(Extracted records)
--- --- ---
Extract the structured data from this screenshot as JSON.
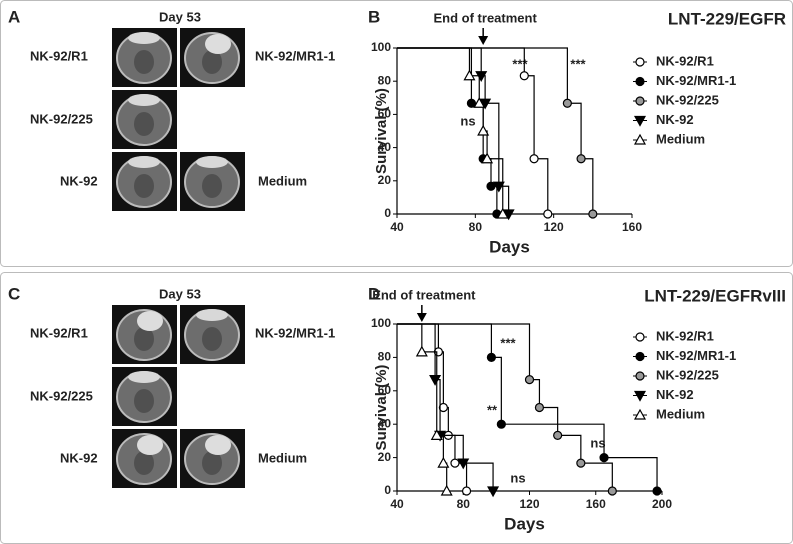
{
  "panels": [
    {
      "label": "A",
      "day": "Day 53",
      "names": [
        "NK-92/R1",
        "NK-92/MR1-1",
        "NK-92/225",
        "NK-92",
        "Medium"
      ]
    },
    {
      "label": "C",
      "day": "Day 53",
      "names": [
        "NK-92/R1",
        "NK-92/MR1-1",
        "NK-92/225",
        "NK-92",
        "Medium"
      ]
    }
  ],
  "chart_data": [
    {
      "type": "line",
      "label": "B",
      "title": "LNT-229/EGFR",
      "annotation": "End of treatment",
      "annotation_x": 84,
      "x_label": "Days",
      "y_label": "Survival  (%)",
      "xlim": [
        40,
        160
      ],
      "xticks": [
        40,
        80,
        120,
        160
      ],
      "ylim": [
        0,
        100
      ],
      "yticks": [
        0,
        20,
        40,
        60,
        80,
        100
      ],
      "marks": [
        "***",
        "***",
        "ns"
      ],
      "series": [
        {
          "name": "NK-92/R1",
          "color": "#ffffff",
          "marker": "circle",
          "x": [
            105,
            110,
            117
          ],
          "values": [
            83.3,
            33.3,
            0
          ]
        },
        {
          "name": "NK-92/MR1-1",
          "color": "#000000",
          "marker": "circle",
          "x": [
            78,
            84,
            88,
            91
          ],
          "values": [
            66.7,
            33.3,
            16.7,
            0
          ]
        },
        {
          "name": "NK-92/225",
          "color": "#999999",
          "marker": "circle",
          "x": [
            127,
            134,
            140
          ],
          "values": [
            66.7,
            33.3,
            0
          ]
        },
        {
          "name": "NK-92",
          "color": "#000000",
          "marker": "triangle-down",
          "x": [
            83,
            85,
            92,
            97
          ],
          "values": [
            83.3,
            66.7,
            16.7,
            0
          ]
        },
        {
          "name": "Medium",
          "color": "#ffffff",
          "marker": "triangle-up",
          "x": [
            77,
            82,
            84,
            86,
            94
          ],
          "values": [
            83.3,
            66.7,
            50,
            33.3,
            0
          ]
        }
      ]
    },
    {
      "type": "line",
      "label": "D",
      "title": "LNT-229/EGFRvIII",
      "annotation": "End of treatment",
      "annotation_x": 55,
      "x_label": "Days",
      "y_label": "Survival  (%)",
      "xlim": [
        40,
        200
      ],
      "xticks": [
        40,
        80,
        120,
        160,
        200
      ],
      "ylim": [
        0,
        100
      ],
      "yticks": [
        0,
        20,
        40,
        60,
        80,
        100
      ],
      "marks": [
        "***",
        "**",
        "ns",
        "ns"
      ],
      "series": [
        {
          "name": "NK-92/R1",
          "color": "#ffffff",
          "marker": "circle",
          "x": [
            65,
            68,
            71,
            75,
            82
          ],
          "values": [
            83.3,
            50,
            33.3,
            16.7,
            0
          ]
        },
        {
          "name": "NK-92/MR1-1",
          "color": "#000000",
          "marker": "circle",
          "x": [
            97,
            103,
            165,
            197
          ],
          "values": [
            80,
            40,
            20,
            0
          ]
        },
        {
          "name": "NK-92/225",
          "color": "#999999",
          "marker": "circle",
          "x": [
            120,
            126,
            137,
            151,
            170
          ],
          "values": [
            66.7,
            50,
            33.3,
            16.7,
            0
          ]
        },
        {
          "name": "NK-92",
          "color": "#000000",
          "marker": "triangle-down",
          "x": [
            63,
            66,
            80,
            98
          ],
          "values": [
            66.7,
            33.3,
            16.7,
            0
          ]
        },
        {
          "name": "Medium",
          "color": "#ffffff",
          "marker": "triangle-up",
          "x": [
            55,
            64,
            68,
            70
          ],
          "values": [
            83.3,
            33.3,
            16.7,
            0
          ]
        }
      ]
    }
  ]
}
--- --- ---
▶ _PROMPT_
Output a faithful copy of the data, with each picture left out.

▶ _RESPONSE BELOW_
Extract the structured data from this screenshot as JSON.
{
  "panels": [
    {
      "label": "A",
      "day": "Day 53",
      "names": [
        "NK-92/R1",
        "NK-92/MR1-1",
        "NK-92/225",
        "NK-92",
        "Medium"
      ]
    },
    {
      "label": "C",
      "day": "Day 53",
      "names": [
        "NK-92/R1",
        "NK-92/MR1-1",
        "NK-92/225",
        "NK-92",
        "Medium"
      ]
    }
  ],
  "chart_data": [
    {
      "type": "line",
      "label": "B",
      "title": "LNT-229/EGFR",
      "annotation": "End of treatment",
      "annotation_x": 84,
      "x_label": "Days",
      "y_label": "Survival  (%)",
      "xlim": [
        40,
        160
      ],
      "xticks": [
        40,
        80,
        120,
        160
      ],
      "ylim": [
        0,
        100
      ],
      "yticks": [
        0,
        20,
        40,
        60,
        80,
        100
      ],
      "marks": [
        "***",
        "***",
        "ns"
      ],
      "series": [
        {
          "name": "NK-92/R1",
          "color": "#ffffff",
          "marker": "circle",
          "x": [
            105,
            110,
            117
          ],
          "values": [
            83.3,
            33.3,
            0
          ]
        },
        {
          "name": "NK-92/MR1-1",
          "color": "#000000",
          "marker": "circle",
          "x": [
            78,
            84,
            88,
            91
          ],
          "values": [
            66.7,
            33.3,
            16.7,
            0
          ]
        },
        {
          "name": "NK-92/225",
          "color": "#999999",
          "marker": "circle",
          "x": [
            127,
            134,
            140
          ],
          "values": [
            66.7,
            33.3,
            0
          ]
        },
        {
          "name": "NK-92",
          "color": "#000000",
          "marker": "triangle-down",
          "x": [
            83,
            85,
            92,
            97
          ],
          "values": [
            83.3,
            66.7,
            16.7,
            0
          ]
        },
        {
          "name": "Medium",
          "color": "#ffffff",
          "marker": "triangle-up",
          "x": [
            77,
            82,
            84,
            86,
            94
          ],
          "values": [
            83.3,
            66.7,
            50,
            33.3,
            0
          ]
        }
      ]
    },
    {
      "type": "line",
      "label": "D",
      "title": "LNT-229/EGFRvIII",
      "annotation": "End of treatment",
      "annotation_x": 55,
      "x_label": "Days",
      "y_label": "Survival  (%)",
      "xlim": [
        40,
        200
      ],
      "xticks": [
        40,
        80,
        120,
        160,
        200
      ],
      "ylim": [
        0,
        100
      ],
      "yticks": [
        0,
        20,
        40,
        60,
        80,
        100
      ],
      "marks": [
        "***",
        "**",
        "ns",
        "ns"
      ],
      "series": [
        {
          "name": "NK-92/R1",
          "color": "#ffffff",
          "marker": "circle",
          "x": [
            65,
            68,
            71,
            75,
            82
          ],
          "values": [
            83.3,
            50,
            33.3,
            16.7,
            0
          ]
        },
        {
          "name": "NK-92/MR1-1",
          "color": "#000000",
          "marker": "circle",
          "x": [
            97,
            103,
            165,
            197
          ],
          "values": [
            80,
            40,
            20,
            0
          ]
        },
        {
          "name": "NK-92/225",
          "color": "#999999",
          "marker": "circle",
          "x": [
            120,
            126,
            137,
            151,
            170
          ],
          "values": [
            66.7,
            50,
            33.3,
            16.7,
            0
          ]
        },
        {
          "name": "NK-92",
          "color": "#000000",
          "marker": "triangle-down",
          "x": [
            63,
            66,
            80,
            98
          ],
          "values": [
            66.7,
            33.3,
            16.7,
            0
          ]
        },
        {
          "name": "Medium",
          "color": "#ffffff",
          "marker": "triangle-up",
          "x": [
            55,
            64,
            68,
            70
          ],
          "values": [
            83.3,
            33.3,
            16.7,
            0
          ]
        }
      ]
    }
  ]
}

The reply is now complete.